─── PROVIDED DATA ───

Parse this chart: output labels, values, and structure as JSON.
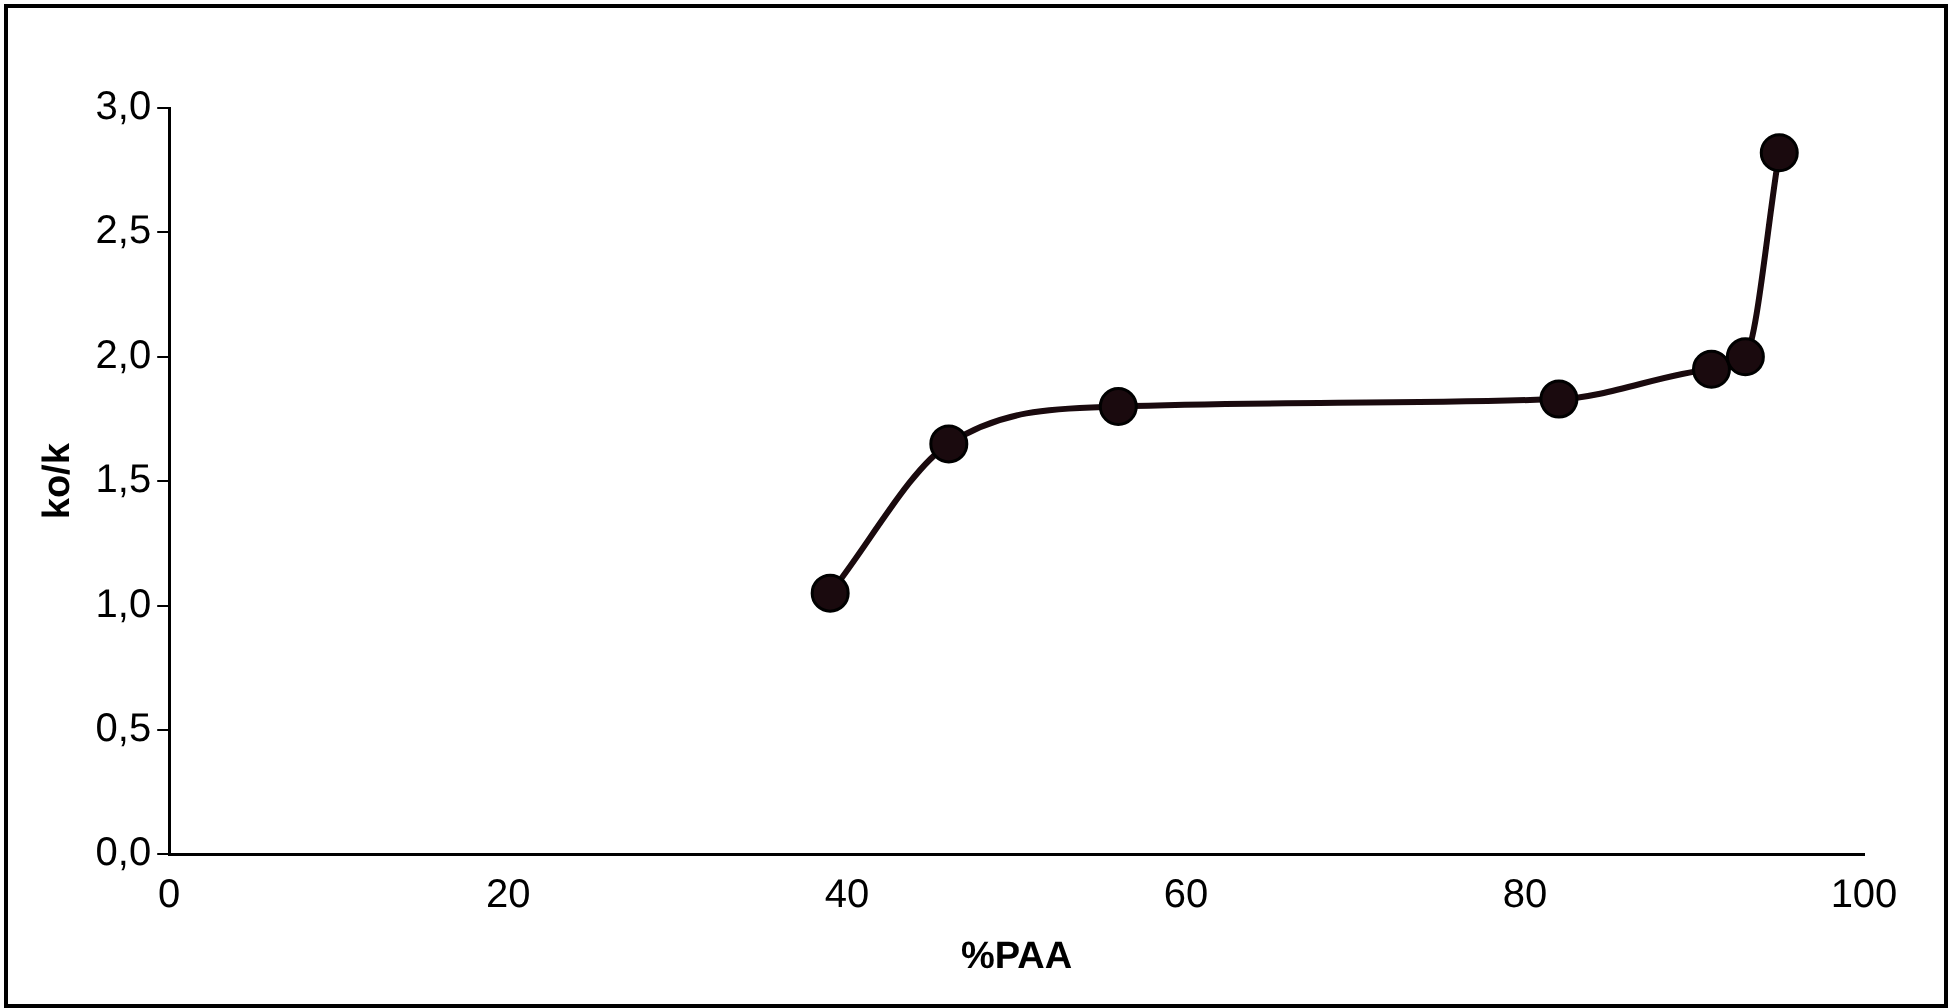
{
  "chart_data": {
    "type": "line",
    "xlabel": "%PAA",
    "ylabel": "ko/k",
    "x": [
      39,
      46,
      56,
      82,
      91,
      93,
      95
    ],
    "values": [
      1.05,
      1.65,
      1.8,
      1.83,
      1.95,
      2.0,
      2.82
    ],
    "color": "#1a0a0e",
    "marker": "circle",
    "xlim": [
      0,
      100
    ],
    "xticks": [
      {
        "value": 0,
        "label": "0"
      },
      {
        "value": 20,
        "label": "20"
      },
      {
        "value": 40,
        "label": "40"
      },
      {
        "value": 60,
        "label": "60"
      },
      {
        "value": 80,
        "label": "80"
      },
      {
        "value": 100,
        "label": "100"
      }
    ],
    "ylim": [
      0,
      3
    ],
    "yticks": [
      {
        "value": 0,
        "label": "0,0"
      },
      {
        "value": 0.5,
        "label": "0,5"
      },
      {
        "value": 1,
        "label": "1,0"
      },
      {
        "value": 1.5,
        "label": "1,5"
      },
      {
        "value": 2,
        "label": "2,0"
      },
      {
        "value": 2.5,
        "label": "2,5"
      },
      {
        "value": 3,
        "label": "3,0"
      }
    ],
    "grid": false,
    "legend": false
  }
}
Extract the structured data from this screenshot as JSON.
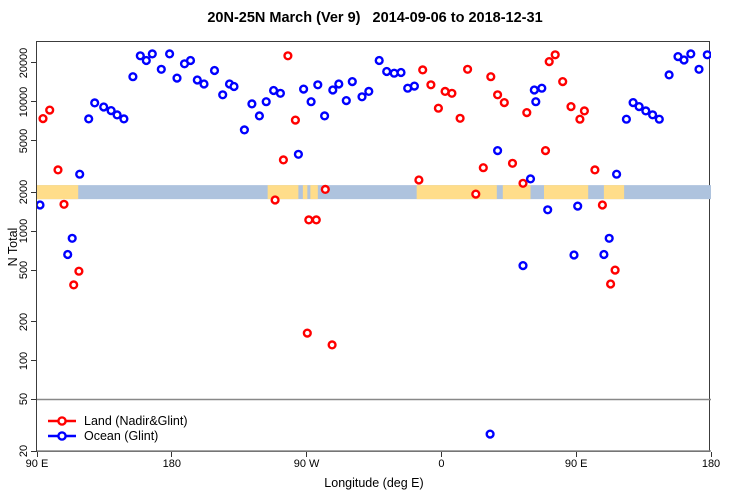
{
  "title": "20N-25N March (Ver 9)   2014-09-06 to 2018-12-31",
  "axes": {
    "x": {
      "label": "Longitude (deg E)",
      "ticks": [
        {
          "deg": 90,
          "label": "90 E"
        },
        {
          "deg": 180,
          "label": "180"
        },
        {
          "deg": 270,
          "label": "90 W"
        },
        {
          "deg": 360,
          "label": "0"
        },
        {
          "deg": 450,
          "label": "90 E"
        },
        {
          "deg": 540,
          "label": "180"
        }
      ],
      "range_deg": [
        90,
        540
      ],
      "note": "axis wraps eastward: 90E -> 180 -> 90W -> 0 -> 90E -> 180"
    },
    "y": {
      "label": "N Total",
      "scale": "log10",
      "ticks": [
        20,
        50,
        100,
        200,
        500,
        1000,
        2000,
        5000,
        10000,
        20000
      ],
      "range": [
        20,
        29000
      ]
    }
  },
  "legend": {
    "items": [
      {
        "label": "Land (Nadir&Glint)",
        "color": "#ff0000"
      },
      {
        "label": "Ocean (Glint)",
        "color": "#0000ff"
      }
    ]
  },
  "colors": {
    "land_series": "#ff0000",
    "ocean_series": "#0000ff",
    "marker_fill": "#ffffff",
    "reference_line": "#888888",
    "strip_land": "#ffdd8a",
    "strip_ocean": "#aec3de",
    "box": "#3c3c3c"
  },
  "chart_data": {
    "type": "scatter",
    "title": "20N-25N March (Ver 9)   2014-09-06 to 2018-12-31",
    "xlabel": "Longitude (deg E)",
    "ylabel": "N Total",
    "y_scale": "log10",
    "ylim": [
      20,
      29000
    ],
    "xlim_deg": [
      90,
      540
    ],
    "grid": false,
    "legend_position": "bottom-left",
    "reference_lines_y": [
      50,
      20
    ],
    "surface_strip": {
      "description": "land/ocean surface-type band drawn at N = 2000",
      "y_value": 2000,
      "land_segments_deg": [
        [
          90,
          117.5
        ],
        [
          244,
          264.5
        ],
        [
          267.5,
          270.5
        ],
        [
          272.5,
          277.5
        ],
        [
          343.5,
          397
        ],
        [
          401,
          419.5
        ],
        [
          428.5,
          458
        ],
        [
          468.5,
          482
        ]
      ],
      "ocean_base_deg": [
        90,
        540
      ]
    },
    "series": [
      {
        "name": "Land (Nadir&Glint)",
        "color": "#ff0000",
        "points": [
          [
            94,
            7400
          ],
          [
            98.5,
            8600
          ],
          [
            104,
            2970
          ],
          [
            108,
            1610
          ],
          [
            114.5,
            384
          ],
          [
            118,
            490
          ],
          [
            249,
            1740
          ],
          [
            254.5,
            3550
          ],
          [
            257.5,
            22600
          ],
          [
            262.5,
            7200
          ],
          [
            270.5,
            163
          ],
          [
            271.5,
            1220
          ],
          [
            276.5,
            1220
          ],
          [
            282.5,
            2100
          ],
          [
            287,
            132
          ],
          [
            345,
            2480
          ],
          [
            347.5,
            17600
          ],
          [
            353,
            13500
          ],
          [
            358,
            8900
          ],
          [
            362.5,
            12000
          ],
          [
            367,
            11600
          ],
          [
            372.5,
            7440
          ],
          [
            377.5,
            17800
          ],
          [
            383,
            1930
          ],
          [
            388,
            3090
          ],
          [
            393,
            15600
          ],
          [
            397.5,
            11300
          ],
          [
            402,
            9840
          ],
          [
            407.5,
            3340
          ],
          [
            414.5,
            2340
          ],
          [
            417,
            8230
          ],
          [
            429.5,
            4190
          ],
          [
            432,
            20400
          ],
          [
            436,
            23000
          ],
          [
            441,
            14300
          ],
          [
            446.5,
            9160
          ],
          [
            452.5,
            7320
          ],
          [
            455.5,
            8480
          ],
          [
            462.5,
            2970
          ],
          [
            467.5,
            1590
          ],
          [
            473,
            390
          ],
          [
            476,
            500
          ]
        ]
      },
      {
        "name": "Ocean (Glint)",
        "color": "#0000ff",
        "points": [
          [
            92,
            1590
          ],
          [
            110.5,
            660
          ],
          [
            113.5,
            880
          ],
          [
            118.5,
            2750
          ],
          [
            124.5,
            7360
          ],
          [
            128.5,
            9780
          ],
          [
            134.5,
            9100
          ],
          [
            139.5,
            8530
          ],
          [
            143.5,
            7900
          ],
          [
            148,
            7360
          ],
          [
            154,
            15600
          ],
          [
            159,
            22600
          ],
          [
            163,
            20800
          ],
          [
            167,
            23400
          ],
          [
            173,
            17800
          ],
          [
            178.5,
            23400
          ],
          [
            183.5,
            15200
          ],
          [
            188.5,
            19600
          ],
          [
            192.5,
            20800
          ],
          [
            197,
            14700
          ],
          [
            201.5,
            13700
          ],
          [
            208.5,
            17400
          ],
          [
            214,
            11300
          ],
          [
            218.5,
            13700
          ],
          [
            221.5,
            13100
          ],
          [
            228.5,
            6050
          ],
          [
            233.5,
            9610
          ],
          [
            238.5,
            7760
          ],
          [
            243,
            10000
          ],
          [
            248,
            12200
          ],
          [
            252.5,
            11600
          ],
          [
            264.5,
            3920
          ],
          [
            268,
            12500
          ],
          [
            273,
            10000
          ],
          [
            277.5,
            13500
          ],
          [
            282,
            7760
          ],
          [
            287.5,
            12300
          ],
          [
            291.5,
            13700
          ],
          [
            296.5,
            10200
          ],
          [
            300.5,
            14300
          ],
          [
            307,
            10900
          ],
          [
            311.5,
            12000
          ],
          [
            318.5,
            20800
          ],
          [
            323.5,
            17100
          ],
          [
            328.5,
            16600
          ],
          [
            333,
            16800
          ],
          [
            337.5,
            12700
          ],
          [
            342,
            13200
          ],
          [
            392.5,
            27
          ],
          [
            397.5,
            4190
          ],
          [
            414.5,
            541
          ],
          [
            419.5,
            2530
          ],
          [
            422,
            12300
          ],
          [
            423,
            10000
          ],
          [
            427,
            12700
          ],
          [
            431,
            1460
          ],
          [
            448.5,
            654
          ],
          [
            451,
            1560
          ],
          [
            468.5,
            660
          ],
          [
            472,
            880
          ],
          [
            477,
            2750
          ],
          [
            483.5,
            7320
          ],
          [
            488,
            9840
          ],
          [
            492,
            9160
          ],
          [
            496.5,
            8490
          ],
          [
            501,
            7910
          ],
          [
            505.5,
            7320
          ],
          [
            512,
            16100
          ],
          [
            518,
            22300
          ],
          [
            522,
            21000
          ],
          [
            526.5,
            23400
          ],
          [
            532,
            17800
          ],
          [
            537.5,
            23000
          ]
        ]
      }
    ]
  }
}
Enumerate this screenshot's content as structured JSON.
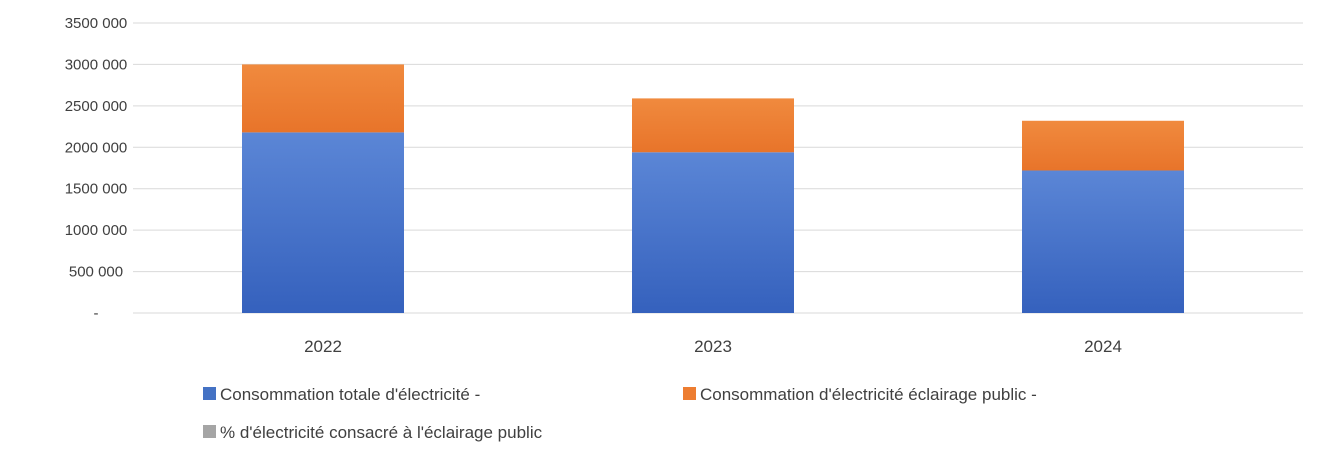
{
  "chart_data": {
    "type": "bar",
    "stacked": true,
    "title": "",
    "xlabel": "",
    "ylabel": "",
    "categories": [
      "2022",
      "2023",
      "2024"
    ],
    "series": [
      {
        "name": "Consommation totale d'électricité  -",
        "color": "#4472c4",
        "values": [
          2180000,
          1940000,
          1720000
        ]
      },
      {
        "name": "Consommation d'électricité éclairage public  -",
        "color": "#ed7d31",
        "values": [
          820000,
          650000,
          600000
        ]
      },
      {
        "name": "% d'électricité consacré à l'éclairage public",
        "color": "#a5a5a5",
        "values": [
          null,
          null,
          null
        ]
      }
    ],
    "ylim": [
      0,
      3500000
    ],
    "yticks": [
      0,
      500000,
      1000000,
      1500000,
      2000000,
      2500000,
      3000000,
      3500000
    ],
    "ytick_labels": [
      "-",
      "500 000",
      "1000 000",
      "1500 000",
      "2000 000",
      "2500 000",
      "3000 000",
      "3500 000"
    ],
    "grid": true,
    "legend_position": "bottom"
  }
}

───

▶ [REQUIRED WORK]: Scan the material above for the string "structured" and return the lines that hold it.

▶ [OUTPUT]:
Extract the structured data from this screenshot as JSON.
Enumerate this screenshot's content as structured JSON.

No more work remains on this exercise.